> **WRITTEN REQUEST**
Select and reproduce each line of the listing below that bears the string "name".

── TASK INPUTS

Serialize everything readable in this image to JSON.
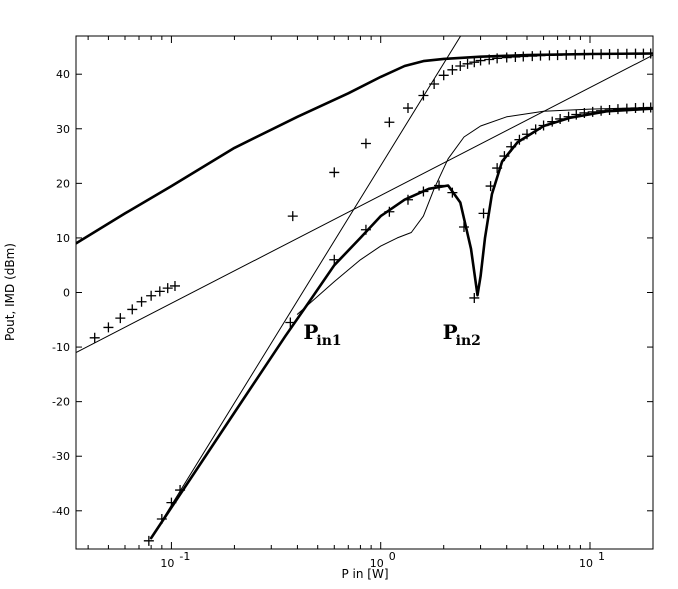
{
  "chart_data": {
    "type": "line",
    "title": "",
    "xlabel": "P in [W]",
    "ylabel": "Pout, IMD (dBm)",
    "xscale": "log",
    "xlim": [
      0.035,
      20
    ],
    "ylim": [
      -47,
      47
    ],
    "x_ticks": [
      {
        "value": 0.1,
        "base": "10",
        "exp": "-1"
      },
      {
        "value": 1,
        "base": "10",
        "exp": "0"
      },
      {
        "value": 10,
        "base": "10",
        "exp": "1"
      }
    ],
    "y_ticks": [
      -40,
      -30,
      -20,
      -10,
      0,
      10,
      20,
      30,
      40
    ],
    "grid": false,
    "series": [
      {
        "name": "upper fundamental",
        "style": "thick",
        "x": [
          0.035,
          0.06,
          0.1,
          0.2,
          0.4,
          0.7,
          1.0,
          1.3,
          1.6,
          2.0,
          3.0,
          5.0,
          10,
          20
        ],
        "y": [
          9,
          14.5,
          19.5,
          26.5,
          32.2,
          36.5,
          39.5,
          41.5,
          42.4,
          42.8,
          43.2,
          43.5,
          43.7,
          43.8
        ]
      },
      {
        "name": "upper fundamental measured",
        "style": "plus",
        "x": [
          0.38,
          0.6,
          0.85,
          1.1,
          1.35,
          1.6,
          1.8,
          2.0,
          2.2,
          2.4,
          2.6,
          2.8,
          3.0,
          3.3,
          3.6,
          4.0,
          4.4,
          4.8,
          5.3,
          5.8,
          6.4,
          7.0,
          7.7,
          8.5,
          9.4,
          10.3,
          11.3,
          12.4,
          13.6,
          15.0,
          16.5,
          18.0,
          19.5
        ],
        "y": [
          14,
          22,
          27.3,
          31.2,
          33.8,
          36.1,
          38.2,
          39.8,
          40.8,
          41.5,
          41.9,
          42.2,
          42.5,
          42.7,
          42.9,
          43.05,
          43.15,
          43.25,
          43.32,
          43.4,
          43.45,
          43.5,
          43.55,
          43.6,
          43.62,
          43.65,
          43.67,
          43.7,
          43.72,
          43.74,
          43.76,
          43.78,
          43.8
        ]
      },
      {
        "name": "fundamental asymptote",
        "style": "thin",
        "x": [
          0.08,
          2.5
        ],
        "y": [
          -45,
          48
        ]
      },
      {
        "name": "lower fundamental asymptote",
        "style": "thin",
        "x": [
          0.035,
          20
        ],
        "y": [
          -11,
          43.5
        ]
      },
      {
        "name": "lower fundamental measured",
        "style": "plus",
        "x": [
          0.043,
          0.05,
          0.057,
          0.065,
          0.072,
          0.08,
          0.088,
          0.096,
          0.104
        ],
        "y": [
          -8.3,
          -6.4,
          -4.7,
          -3.1,
          -1.7,
          -0.6,
          0.2,
          0.8,
          1.2
        ]
      },
      {
        "name": "IMD curve A",
        "style": "thick",
        "x": [
          0.08,
          0.2,
          0.35,
          0.45,
          0.6,
          0.8,
          1.0,
          1.3,
          1.7,
          2.1,
          2.4,
          2.7,
          2.9,
          3.0,
          3.15,
          3.4,
          3.8,
          4.5,
          6,
          8,
          12,
          20
        ],
        "y": [
          -45,
          -22,
          -8,
          -2,
          5,
          10,
          14,
          17,
          19,
          19.6,
          16.5,
          8,
          -0.5,
          3,
          10,
          18,
          24,
          27.5,
          30.5,
          32,
          33.2,
          33.7
        ]
      },
      {
        "name": "IMD curve B",
        "style": "thin",
        "x": [
          0.4,
          0.6,
          0.8,
          1.0,
          1.2,
          1.4,
          1.6,
          1.8,
          2.1,
          2.5,
          3.0,
          4.0,
          6,
          10,
          20
        ],
        "y": [
          -4,
          2,
          6,
          8.5,
          10,
          11,
          14,
          19,
          24.5,
          28.5,
          30.5,
          32.2,
          33.2,
          33.6,
          33.9
        ]
      },
      {
        "name": "IMD measured",
        "style": "plus",
        "x": [
          0.078,
          0.09,
          0.1,
          0.11,
          0.37,
          0.6,
          0.85,
          1.1,
          1.35,
          1.6,
          1.9,
          2.2,
          2.5,
          2.8,
          3.1,
          3.35,
          3.6,
          3.9,
          4.2,
          4.6,
          5.0,
          5.5,
          6.0,
          6.6,
          7.2,
          7.9,
          8.6,
          9.4,
          10.3,
          11.3,
          12.4,
          13.6,
          15,
          16.5,
          18,
          19.5
        ],
        "y": [
          -45.5,
          -41.5,
          -38.5,
          -36.2,
          -5.5,
          6,
          11.5,
          14.8,
          17,
          18.5,
          19.6,
          18.3,
          12,
          -1,
          14.5,
          19.5,
          22.8,
          25,
          26.7,
          28,
          29,
          29.9,
          30.6,
          31.3,
          31.8,
          32.2,
          32.6,
          32.9,
          33.1,
          33.3,
          33.45,
          33.6,
          33.7,
          33.8,
          33.85,
          33.9
        ]
      }
    ],
    "annotations": [
      {
        "id": "pin1",
        "text": "P",
        "sub": "in1",
        "x": 0.4,
        "y": -6
      },
      {
        "id": "pin2",
        "text": "P",
        "sub": "in2",
        "x": 1.85,
        "y": -6
      }
    ]
  }
}
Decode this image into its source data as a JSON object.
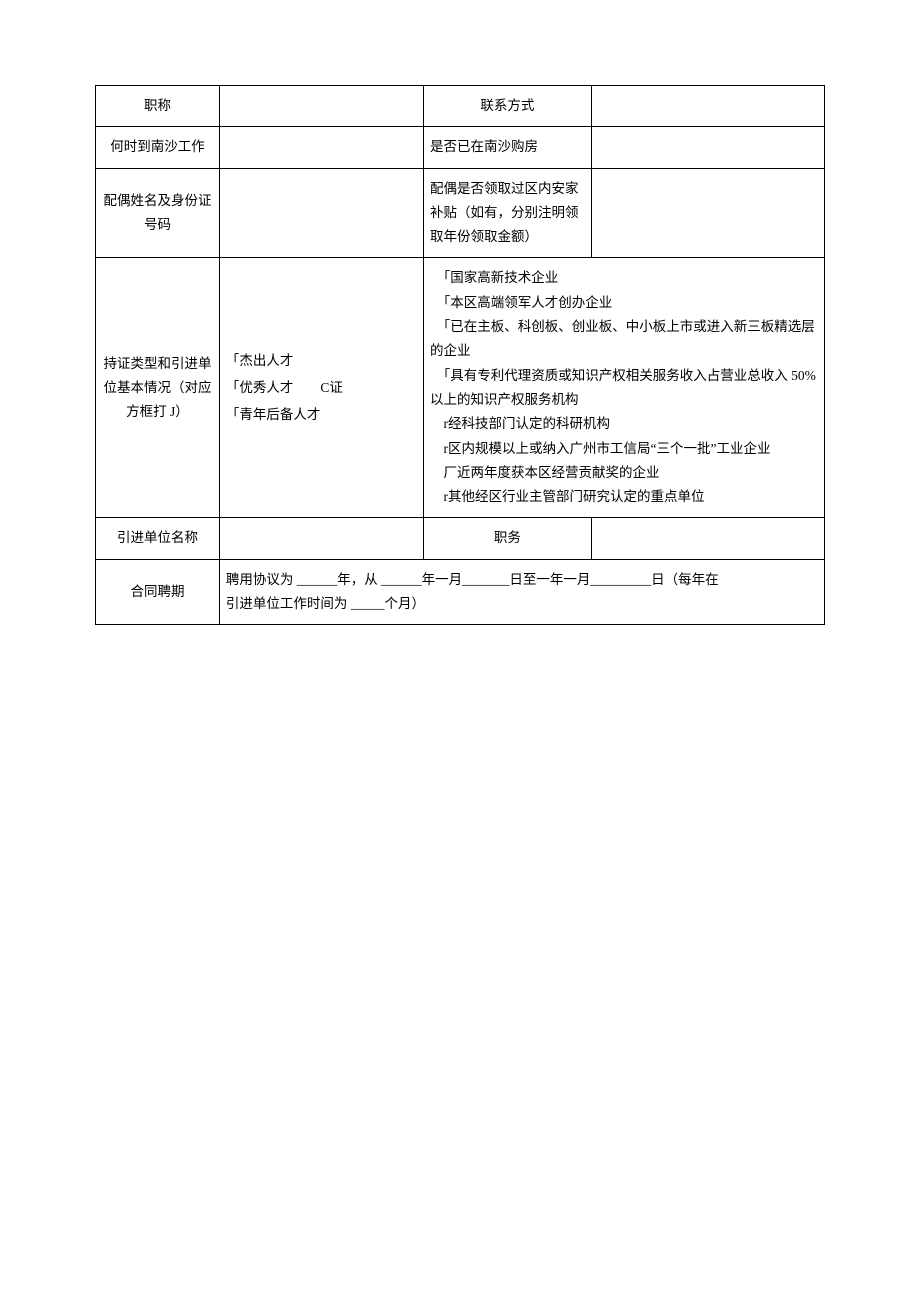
{
  "table": {
    "row1": {
      "label_left": "职称",
      "value_left": "",
      "label_right": "联系方式",
      "value_right": ""
    },
    "row2": {
      "label_left": "何时到南沙工作",
      "value_left": "",
      "label_right": "是否已在南沙购房",
      "value_right": ""
    },
    "row3": {
      "label_left": "配偶姓名及身份证号码",
      "value_left": "",
      "label_right": "配偶是否领取过区内安家补贴（如有，分别注明领取年份领取金额）",
      "value_right": ""
    },
    "row4": {
      "label_left": "持证类型和引进单位基本情况（对应方框打 J）",
      "options_left": "「杰出人才\n「优秀人才　　C证\n「青年后备人才",
      "options_right": "　「国家高新技术企业\n　「本区高端领军人才创办企业\n　「已在主板、科创板、创业板、中小板上市或进入新三板精选层的企业\n　「具有专利代理资质或知识产权相关服务收入占营业总收入 50%以上的知识产权服务机构\n　r经科技部门认定的科研机构\n　r区内规模以上或纳入广州市工信局“三个一批”工业企业\n　厂近两年度获本区经营贡献奖的企业\n　r其他经区行业主管部门研究认定的重点单位"
    },
    "row5": {
      "label_left": "引进单位名称",
      "value_left": "",
      "label_right": "职务",
      "value_right": ""
    },
    "row6": {
      "label_left": "合同聘期",
      "content": "聘用协议为 ______年，从 ______年一月_______日至一年一月_________日（每年在\n引进单位工作时间为 _____个月）"
    }
  },
  "colors": {
    "border": "#000000",
    "text": "#000000",
    "background": "#ffffff"
  },
  "fonts": {
    "body_size": 13.5,
    "line_height": 1.8
  }
}
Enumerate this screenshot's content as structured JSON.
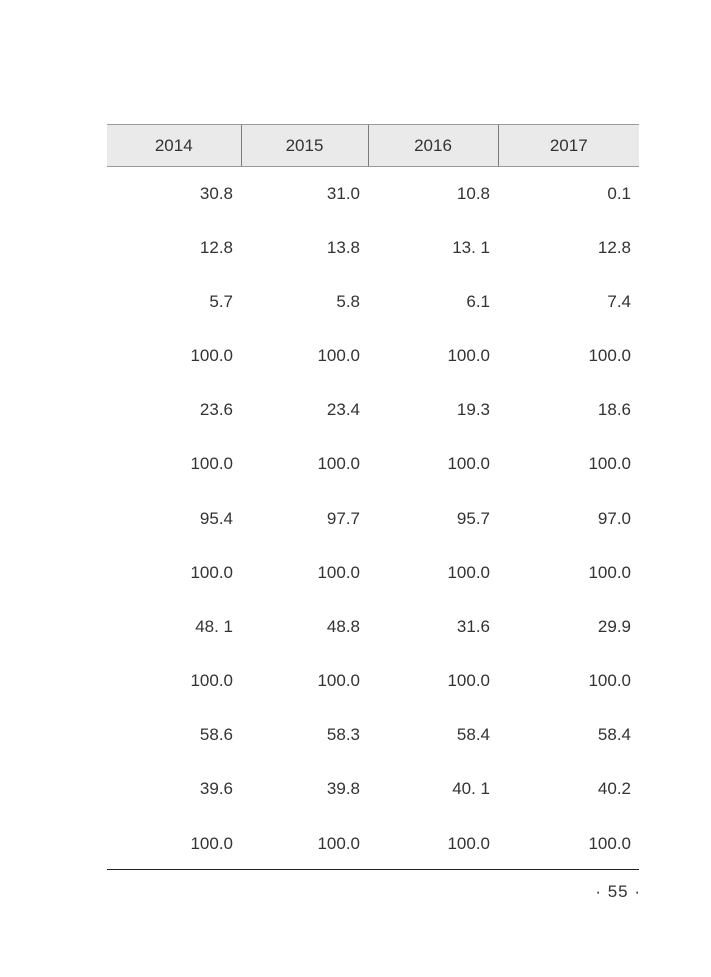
{
  "table": {
    "headers": [
      "2014",
      "2015",
      "2016",
      "2017"
    ],
    "rows": [
      [
        "30.8",
        "31.0",
        "10.8",
        "0.1"
      ],
      [
        "12.8",
        "13.8",
        "13. 1",
        "12.8"
      ],
      [
        "5.7",
        "5.8",
        "6.1",
        "7.4"
      ],
      [
        "100.0",
        "100.0",
        "100.0",
        "100.0"
      ],
      [
        "23.6",
        "23.4",
        "19.3",
        "18.6"
      ],
      [
        "100.0",
        "100.0",
        "100.0",
        "100.0"
      ],
      [
        "95.4",
        "97.7",
        "95.7",
        "97.0"
      ],
      [
        "100.0",
        "100.0",
        "100.0",
        "100.0"
      ],
      [
        "48. 1",
        "48.8",
        "31.6",
        "29.9"
      ],
      [
        "100.0",
        "100.0",
        "100.0",
        "100.0"
      ],
      [
        "58.6",
        "58.3",
        "58.4",
        "58.4"
      ],
      [
        "39.6",
        "39.8",
        "40. 1",
        "40.2"
      ],
      [
        "100.0",
        "100.0",
        "100.0",
        "100.0"
      ]
    ]
  },
  "footer": {
    "page_number": "· 55 ·"
  }
}
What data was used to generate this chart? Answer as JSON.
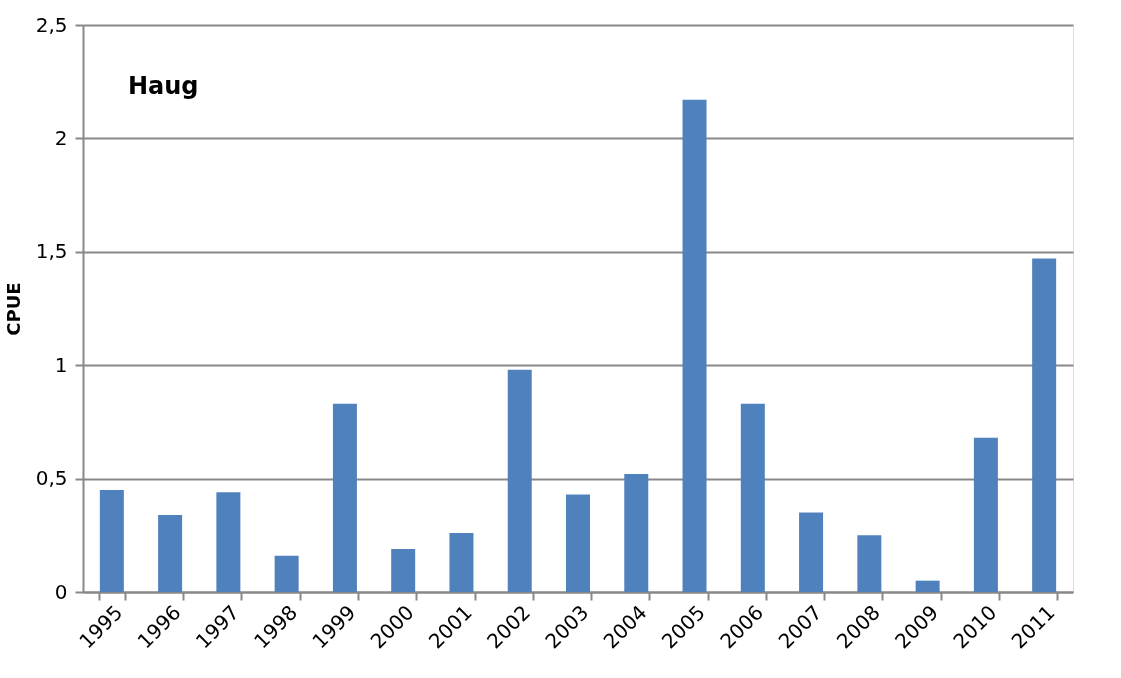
{
  "chart_data": {
    "type": "bar",
    "title": "Haug",
    "ylabel": "CPUE",
    "categories": [
      "1995",
      "1996",
      "1997",
      "1998",
      "1999",
      "2000",
      "2001",
      "2002",
      "2003",
      "2004",
      "2005",
      "2006",
      "2007",
      "2008",
      "2009",
      "2010",
      "2011"
    ],
    "values": [
      0.45,
      0.34,
      0.44,
      0.16,
      0.83,
      0.19,
      0.26,
      0.98,
      0.43,
      0.52,
      2.17,
      0.83,
      0.35,
      0.25,
      0.05,
      0.68,
      1.47
    ],
    "color": "#4f81bd",
    "ylim": [
      0,
      2.5
    ],
    "yticks": [
      0,
      {
        "value": 0.5,
        "label": "0,5"
      },
      1,
      {
        "value": 1.5,
        "label": "1,5"
      },
      2,
      {
        "value": 2.5,
        "label": "2,5"
      }
    ],
    "grid": "y"
  }
}
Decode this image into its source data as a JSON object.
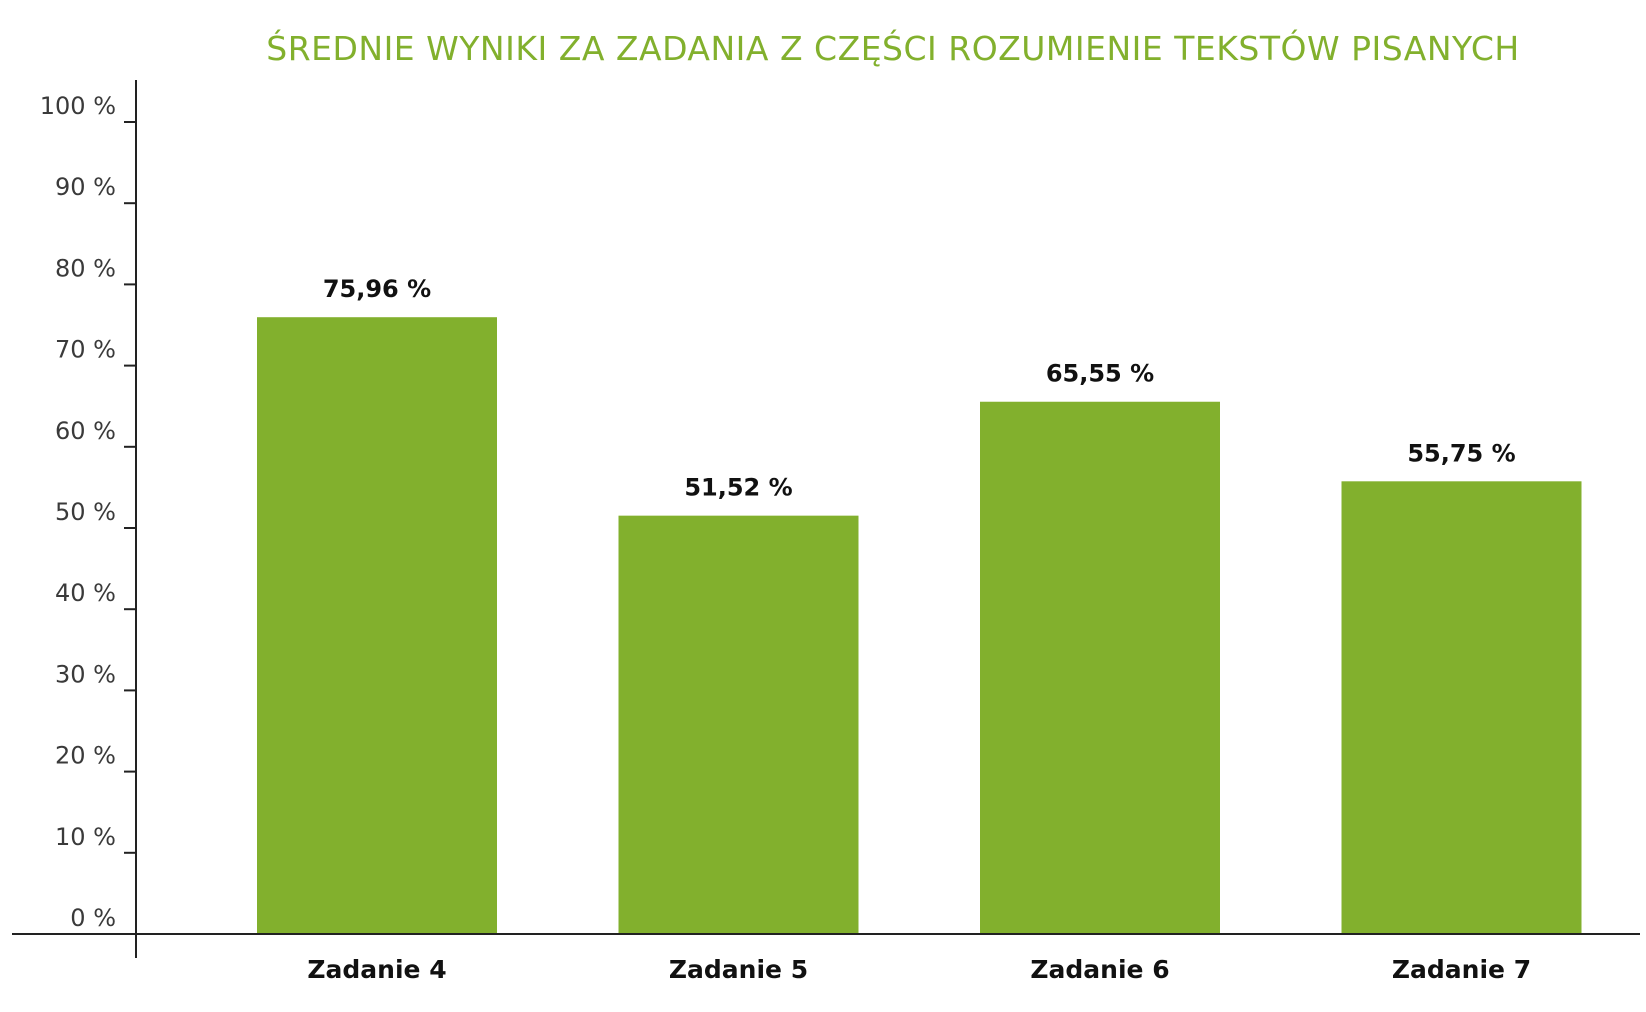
{
  "chart_data": {
    "type": "bar",
    "title": "ŚREDNIE WYNIKI ZA ZADANIA Z CZĘŚCI ROZUMIENIE TEKSTÓW PISANYCH",
    "categories": [
      "Zadanie 4",
      "Zadanie 5",
      "Zadanie 6",
      "Zadanie 7"
    ],
    "values": [
      75.96,
      51.52,
      65.55,
      55.75
    ],
    "data_labels": [
      "75,96 %",
      "51,52 %",
      "65,55 %",
      "55,75 %"
    ],
    "ylim": [
      0,
      100
    ],
    "yticks": [
      0,
      10,
      20,
      30,
      40,
      50,
      60,
      70,
      80,
      90,
      100
    ],
    "ytick_labels": [
      "0 %",
      "10 %",
      "20 %",
      "30 %",
      "40 %",
      "50 %",
      "60 %",
      "70 %",
      "80 %",
      "90 %",
      "100 %"
    ],
    "xlabel": "",
    "ylabel": "",
    "grid": false,
    "legend": "none",
    "colors": {
      "bar": "#82b02d",
      "title": "#82b02d",
      "axis": "#222222"
    }
  }
}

────

> **FULL SOLUTION**
        "name": "upper fundamental",
        "name": "upper fundamental measured",
        "name": "fundamental asymptote",
        "name": "lower fundamental asymptote",
        "name": "lower fundamental measured",
        "name": "IMD curve A",
        "name": "IMD curve B",
        "name": "IMD measured",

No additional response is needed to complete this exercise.